Data entries for graphics >>
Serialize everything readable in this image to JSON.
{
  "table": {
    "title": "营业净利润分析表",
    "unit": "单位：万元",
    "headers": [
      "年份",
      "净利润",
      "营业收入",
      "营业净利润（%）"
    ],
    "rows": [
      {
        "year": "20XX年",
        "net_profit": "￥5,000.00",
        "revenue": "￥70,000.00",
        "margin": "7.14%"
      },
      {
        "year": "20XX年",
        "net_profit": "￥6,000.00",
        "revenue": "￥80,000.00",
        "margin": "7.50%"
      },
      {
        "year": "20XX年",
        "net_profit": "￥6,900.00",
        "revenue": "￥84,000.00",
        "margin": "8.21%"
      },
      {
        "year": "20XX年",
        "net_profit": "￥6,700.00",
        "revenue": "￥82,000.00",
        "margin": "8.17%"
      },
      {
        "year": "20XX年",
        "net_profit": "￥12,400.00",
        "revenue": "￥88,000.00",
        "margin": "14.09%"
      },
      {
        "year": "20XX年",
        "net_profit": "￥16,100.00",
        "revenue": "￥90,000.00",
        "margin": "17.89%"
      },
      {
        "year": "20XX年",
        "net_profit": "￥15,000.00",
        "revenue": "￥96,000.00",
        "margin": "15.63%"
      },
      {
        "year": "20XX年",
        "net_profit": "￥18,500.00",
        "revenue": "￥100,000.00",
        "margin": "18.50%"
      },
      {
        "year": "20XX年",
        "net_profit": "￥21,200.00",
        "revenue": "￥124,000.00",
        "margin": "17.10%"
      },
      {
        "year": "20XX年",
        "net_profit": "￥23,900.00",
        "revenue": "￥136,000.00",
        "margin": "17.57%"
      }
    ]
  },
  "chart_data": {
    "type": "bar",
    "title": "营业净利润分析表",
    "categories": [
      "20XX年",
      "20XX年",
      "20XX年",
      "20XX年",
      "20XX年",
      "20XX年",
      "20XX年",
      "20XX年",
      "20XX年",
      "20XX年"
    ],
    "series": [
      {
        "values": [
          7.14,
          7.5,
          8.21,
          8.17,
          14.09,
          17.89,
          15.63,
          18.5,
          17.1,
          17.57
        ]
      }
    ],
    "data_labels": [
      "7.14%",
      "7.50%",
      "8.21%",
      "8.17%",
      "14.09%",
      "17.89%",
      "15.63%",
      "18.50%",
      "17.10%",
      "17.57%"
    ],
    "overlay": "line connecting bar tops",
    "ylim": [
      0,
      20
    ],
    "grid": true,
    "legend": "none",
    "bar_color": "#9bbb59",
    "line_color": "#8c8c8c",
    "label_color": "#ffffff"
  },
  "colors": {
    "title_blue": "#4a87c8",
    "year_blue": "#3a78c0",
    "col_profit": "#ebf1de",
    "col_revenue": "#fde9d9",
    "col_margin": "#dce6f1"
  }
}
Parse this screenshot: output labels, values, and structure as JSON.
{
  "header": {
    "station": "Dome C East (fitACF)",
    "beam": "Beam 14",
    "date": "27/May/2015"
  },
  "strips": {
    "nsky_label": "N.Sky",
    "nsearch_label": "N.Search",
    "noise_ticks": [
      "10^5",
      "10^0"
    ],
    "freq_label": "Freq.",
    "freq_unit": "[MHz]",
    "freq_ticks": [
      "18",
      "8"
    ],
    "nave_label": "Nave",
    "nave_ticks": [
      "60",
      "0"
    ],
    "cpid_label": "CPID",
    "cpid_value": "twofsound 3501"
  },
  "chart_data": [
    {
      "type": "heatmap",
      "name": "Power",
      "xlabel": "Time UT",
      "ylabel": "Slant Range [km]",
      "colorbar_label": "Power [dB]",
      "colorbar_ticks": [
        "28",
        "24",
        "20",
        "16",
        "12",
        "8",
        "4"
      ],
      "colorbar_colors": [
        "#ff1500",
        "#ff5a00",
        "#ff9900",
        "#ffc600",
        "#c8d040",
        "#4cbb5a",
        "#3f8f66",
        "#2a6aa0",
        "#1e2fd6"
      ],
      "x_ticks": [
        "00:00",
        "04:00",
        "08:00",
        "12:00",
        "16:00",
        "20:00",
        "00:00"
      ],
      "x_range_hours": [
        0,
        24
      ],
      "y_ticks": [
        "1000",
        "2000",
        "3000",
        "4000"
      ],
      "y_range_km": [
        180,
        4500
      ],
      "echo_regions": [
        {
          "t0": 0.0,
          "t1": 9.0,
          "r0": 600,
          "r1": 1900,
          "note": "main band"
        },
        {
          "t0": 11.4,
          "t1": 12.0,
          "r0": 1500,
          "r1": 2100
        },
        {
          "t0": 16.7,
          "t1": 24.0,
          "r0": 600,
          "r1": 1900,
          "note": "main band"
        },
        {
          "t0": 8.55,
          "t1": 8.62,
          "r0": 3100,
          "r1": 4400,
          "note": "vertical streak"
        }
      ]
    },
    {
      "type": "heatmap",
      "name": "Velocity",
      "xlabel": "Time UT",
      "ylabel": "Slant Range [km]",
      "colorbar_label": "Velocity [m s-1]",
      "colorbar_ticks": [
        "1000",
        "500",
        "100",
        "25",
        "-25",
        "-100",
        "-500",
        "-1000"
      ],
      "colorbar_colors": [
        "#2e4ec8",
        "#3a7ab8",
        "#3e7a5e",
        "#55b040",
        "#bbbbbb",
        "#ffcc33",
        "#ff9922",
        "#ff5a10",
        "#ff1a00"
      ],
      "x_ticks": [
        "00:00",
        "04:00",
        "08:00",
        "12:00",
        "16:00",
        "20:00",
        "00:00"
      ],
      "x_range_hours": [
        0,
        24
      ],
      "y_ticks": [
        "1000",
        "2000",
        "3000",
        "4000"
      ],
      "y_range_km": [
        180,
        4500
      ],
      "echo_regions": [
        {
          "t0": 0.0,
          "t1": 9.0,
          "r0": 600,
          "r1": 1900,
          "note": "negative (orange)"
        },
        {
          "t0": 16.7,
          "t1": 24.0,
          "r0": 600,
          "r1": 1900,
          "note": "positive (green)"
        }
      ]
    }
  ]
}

TASK >>
Without leaving anything out, quote all the data.

SOLUTION TO THE EXERCISE >>
Serialize everything readable in this image to JSON.
{
  "table": {
    "title": "营业净利润分析表",
    "unit": "单位：万元",
    "headers": [
      "年份",
      "净利润",
      "营业收入",
      "营业净利润（%）"
    ],
    "rows": [
      {
        "year": "20XX年",
        "net_profit": "￥5,000.00",
        "revenue": "￥70,000.00",
        "margin": "7.14%"
      },
      {
        "year": "20XX年",
        "net_profit": "￥6,000.00",
        "revenue": "￥80,000.00",
        "margin": "7.50%"
      },
      {
        "year": "20XX年",
        "net_profit": "￥6,900.00",
        "revenue": "￥84,000.00",
        "margin": "8.21%"
      },
      {
        "year": "20XX年",
        "net_profit": "￥6,700.00",
        "revenue": "￥82,000.00",
        "margin": "8.17%"
      },
      {
        "year": "20XX年",
        "net_profit": "￥12,400.00",
        "revenue": "￥88,000.00",
        "margin": "14.09%"
      },
      {
        "year": "20XX年",
        "net_profit": "￥16,100.00",
        "revenue": "￥90,000.00",
        "margin": "17.89%"
      },
      {
        "year": "20XX年",
        "net_profit": "￥15,000.00",
        "revenue": "￥96,000.00",
        "margin": "15.63%"
      },
      {
        "year": "20XX年",
        "net_profit": "￥18,500.00",
        "revenue": "￥100,000.00",
        "margin": "18.50%"
      },
      {
        "year": "20XX年",
        "net_profit": "￥21,200.00",
        "revenue": "￥124,000.00",
        "margin": "17.10%"
      },
      {
        "year": "20XX年",
        "net_profit": "￥23,900.00",
        "revenue": "￥136,000.00",
        "margin": "17.57%"
      }
    ]
  },
  "chart_data": {
    "type": "bar",
    "title": "营业净利润分析表",
    "categories": [
      "20XX年",
      "20XX年",
      "20XX年",
      "20XX年",
      "20XX年",
      "20XX年",
      "20XX年",
      "20XX年",
      "20XX年",
      "20XX年"
    ],
    "series": [
      {
        "values": [
          7.14,
          7.5,
          8.21,
          8.17,
          14.09,
          17.89,
          15.63,
          18.5,
          17.1,
          17.57
        ]
      }
    ],
    "data_labels": [
      "7.14%",
      "7.50%",
      "8.21%",
      "8.17%",
      "14.09%",
      "17.89%",
      "15.63%",
      "18.50%",
      "17.10%",
      "17.57%"
    ],
    "overlay": "line connecting bar tops",
    "ylim": [
      0,
      20
    ],
    "grid": true,
    "legend": "none",
    "bar_color": "#9bbb59",
    "line_color": "#8c8c8c",
    "label_color": "#ffffff"
  },
  "colors": {
    "title_blue": "#4a87c8",
    "year_blue": "#3a78c0",
    "col_profit": "#ebf1de",
    "col_revenue": "#fde9d9",
    "col_margin": "#dce6f1"
  }
}
Parse this screenshot: output labels, values, and structure as JSON.
{
  "header": {
    "station": "Dome C East (fitACF)",
    "beam": "Beam 14",
    "date": "27/May/2015"
  },
  "strips": {
    "nsky_label": "N.Sky",
    "nsearch_label": "N.Search",
    "noise_ticks": [
      "10^5",
      "10^0"
    ],
    "freq_label": "Freq.",
    "freq_unit": "[MHz]",
    "freq_ticks": [
      "18",
      "8"
    ],
    "nave_label": "Nave",
    "nave_ticks": [
      "60",
      "0"
    ],
    "cpid_label": "CPID",
    "cpid_value": "twofsound 3501"
  },
  "chart_data": [
    {
      "type": "heatmap",
      "name": "Power",
      "xlabel": "Time UT",
      "ylabel": "Slant Range [km]",
      "colorbar_label": "Power [dB]",
      "colorbar_ticks": [
        "28",
        "24",
        "20",
        "16",
        "12",
        "8",
        "4"
      ],
      "colorbar_colors": [
        "#ff1500",
        "#ff5a00",
        "#ff9900",
        "#ffc600",
        "#c8d040",
        "#4cbb5a",
        "#3f8f66",
        "#2a6aa0",
        "#1e2fd6"
      ],
      "x_ticks": [
        "00:00",
        "04:00",
        "08:00",
        "12:00",
        "16:00",
        "20:00",
        "00:00"
      ],
      "x_range_hours": [
        0,
        24
      ],
      "y_ticks": [
        "1000",
        "2000",
        "3000",
        "4000"
      ],
      "y_range_km": [
        180,
        4500
      ],
      "echo_regions": [
        {
          "t0": 0.0,
          "t1": 9.0,
          "r0": 600,
          "r1": 1900,
          "note": "main band"
        },
        {
          "t0": 11.4,
          "t1": 12.0,
          "r0": 1500,
          "r1": 2100
        },
        {
          "t0": 16.7,
          "t1": 24.0,
          "r0": 600,
          "r1": 1900,
          "note": "main band"
        },
        {
          "t0": 8.55,
          "t1": 8.62,
          "r0": 3100,
          "r1": 4400,
          "note": "vertical streak"
        }
      ]
    },
    {
      "type": "heatmap",
      "name": "Velocity",
      "xlabel": "Time UT",
      "ylabel": "Slant Range [km]",
      "colorbar_label": "Velocity [m s-1]",
      "colorbar_ticks": [
        "1000",
        "500",
        "100",
        "25",
        "-25",
        "-100",
        "-500",
        "-1000"
      ],
      "colorbar_colors": [
        "#2e4ec8",
        "#3a7ab8",
        "#3e7a5e",
        "#55b040",
        "#bbbbbb",
        "#ffcc33",
        "#ff9922",
        "#ff5a10",
        "#ff1a00"
      ],
      "x_ticks": [
        "00:00",
        "04:00",
        "08:00",
        "12:00",
        "16:00",
        "20:00",
        "00:00"
      ],
      "x_range_hours": [
        0,
        24
      ],
      "y_ticks": [
        "1000",
        "2000",
        "3000",
        "4000"
      ],
      "y_range_km": [
        180,
        4500
      ],
      "echo_regions": [
        {
          "t0": 0.0,
          "t1": 9.0,
          "r0": 600,
          "r1": 1900,
          "note": "negative (orange)"
        },
        {
          "t0": 16.7,
          "t1": 24.0,
          "r0": 600,
          "r1": 1900,
          "note": "positive (green)"
        }
      ]
    }
  ]
}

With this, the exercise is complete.